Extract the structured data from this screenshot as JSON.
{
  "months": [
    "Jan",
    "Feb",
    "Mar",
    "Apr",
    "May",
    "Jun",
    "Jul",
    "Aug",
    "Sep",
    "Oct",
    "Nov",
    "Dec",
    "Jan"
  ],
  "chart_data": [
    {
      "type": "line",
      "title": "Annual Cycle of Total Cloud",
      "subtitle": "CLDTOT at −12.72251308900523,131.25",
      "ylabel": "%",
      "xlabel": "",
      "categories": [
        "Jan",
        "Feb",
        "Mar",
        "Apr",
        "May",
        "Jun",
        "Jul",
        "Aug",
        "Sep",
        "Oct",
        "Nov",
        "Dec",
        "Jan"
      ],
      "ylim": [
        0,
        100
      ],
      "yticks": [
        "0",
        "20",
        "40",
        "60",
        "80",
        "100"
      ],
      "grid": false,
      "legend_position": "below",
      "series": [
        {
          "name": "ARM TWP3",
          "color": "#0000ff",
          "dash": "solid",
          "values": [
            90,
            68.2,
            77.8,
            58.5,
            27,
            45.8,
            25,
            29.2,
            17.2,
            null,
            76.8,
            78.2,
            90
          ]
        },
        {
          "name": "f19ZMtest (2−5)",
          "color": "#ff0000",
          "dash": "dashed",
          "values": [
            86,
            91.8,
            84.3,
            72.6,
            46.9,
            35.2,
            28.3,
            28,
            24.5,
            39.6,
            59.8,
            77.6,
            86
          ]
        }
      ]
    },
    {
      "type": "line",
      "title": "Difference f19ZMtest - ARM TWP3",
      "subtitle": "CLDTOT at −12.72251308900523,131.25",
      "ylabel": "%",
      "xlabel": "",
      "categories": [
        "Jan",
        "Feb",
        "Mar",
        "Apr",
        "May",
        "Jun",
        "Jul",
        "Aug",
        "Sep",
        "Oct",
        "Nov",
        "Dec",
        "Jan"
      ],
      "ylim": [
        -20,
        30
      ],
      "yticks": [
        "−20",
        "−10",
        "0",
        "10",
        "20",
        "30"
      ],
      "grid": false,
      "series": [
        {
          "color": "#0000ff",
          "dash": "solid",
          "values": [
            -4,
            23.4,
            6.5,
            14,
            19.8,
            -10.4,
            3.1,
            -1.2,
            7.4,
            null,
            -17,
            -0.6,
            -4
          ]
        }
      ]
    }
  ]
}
□ □ □ □
Exercise description => Copy out each line above, character for character.

Task solution =>
Extract the structured data from this screenshot as JSON.
{
  "months": [
    "Jan",
    "Feb",
    "Mar",
    "Apr",
    "May",
    "Jun",
    "Jul",
    "Aug",
    "Sep",
    "Oct",
    "Nov",
    "Dec",
    "Jan"
  ],
  "chart_data": [
    {
      "type": "line",
      "title": "Annual Cycle of Total Cloud",
      "subtitle": "CLDTOT at −12.72251308900523,131.25",
      "ylabel": "%",
      "xlabel": "",
      "categories": [
        "Jan",
        "Feb",
        "Mar",
        "Apr",
        "May",
        "Jun",
        "Jul",
        "Aug",
        "Sep",
        "Oct",
        "Nov",
        "Dec",
        "Jan"
      ],
      "ylim": [
        0,
        100
      ],
      "yticks": [
        "0",
        "20",
        "40",
        "60",
        "80",
        "100"
      ],
      "grid": false,
      "legend_position": "below",
      "series": [
        {
          "name": "ARM TWP3",
          "color": "#0000ff",
          "dash": "solid",
          "values": [
            90,
            68.2,
            77.8,
            58.5,
            27,
            45.8,
            25,
            29.2,
            17.2,
            null,
            76.8,
            78.2,
            90
          ]
        },
        {
          "name": "f19ZMtest (2−5)",
          "color": "#ff0000",
          "dash": "dashed",
          "values": [
            86,
            91.8,
            84.3,
            72.6,
            46.9,
            35.2,
            28.3,
            28,
            24.5,
            39.6,
            59.8,
            77.6,
            86
          ]
        }
      ]
    },
    {
      "type": "line",
      "title": "Difference f19ZMtest - ARM TWP3",
      "subtitle": "CLDTOT at −12.72251308900523,131.25",
      "ylabel": "%",
      "xlabel": "",
      "categories": [
        "Jan",
        "Feb",
        "Mar",
        "Apr",
        "May",
        "Jun",
        "Jul",
        "Aug",
        "Sep",
        "Oct",
        "Nov",
        "Dec",
        "Jan"
      ],
      "ylim": [
        -20,
        30
      ],
      "yticks": [
        "−20",
        "−10",
        "0",
        "10",
        "20",
        "30"
      ],
      "grid": false,
      "series": [
        {
          "color": "#0000ff",
          "dash": "solid",
          "values": [
            -4,
            23.4,
            6.5,
            14,
            19.8,
            -10.4,
            3.1,
            -1.2,
            7.4,
            null,
            -17,
            -0.6,
            -4
          ]
        }
      ]
    }
  ]
}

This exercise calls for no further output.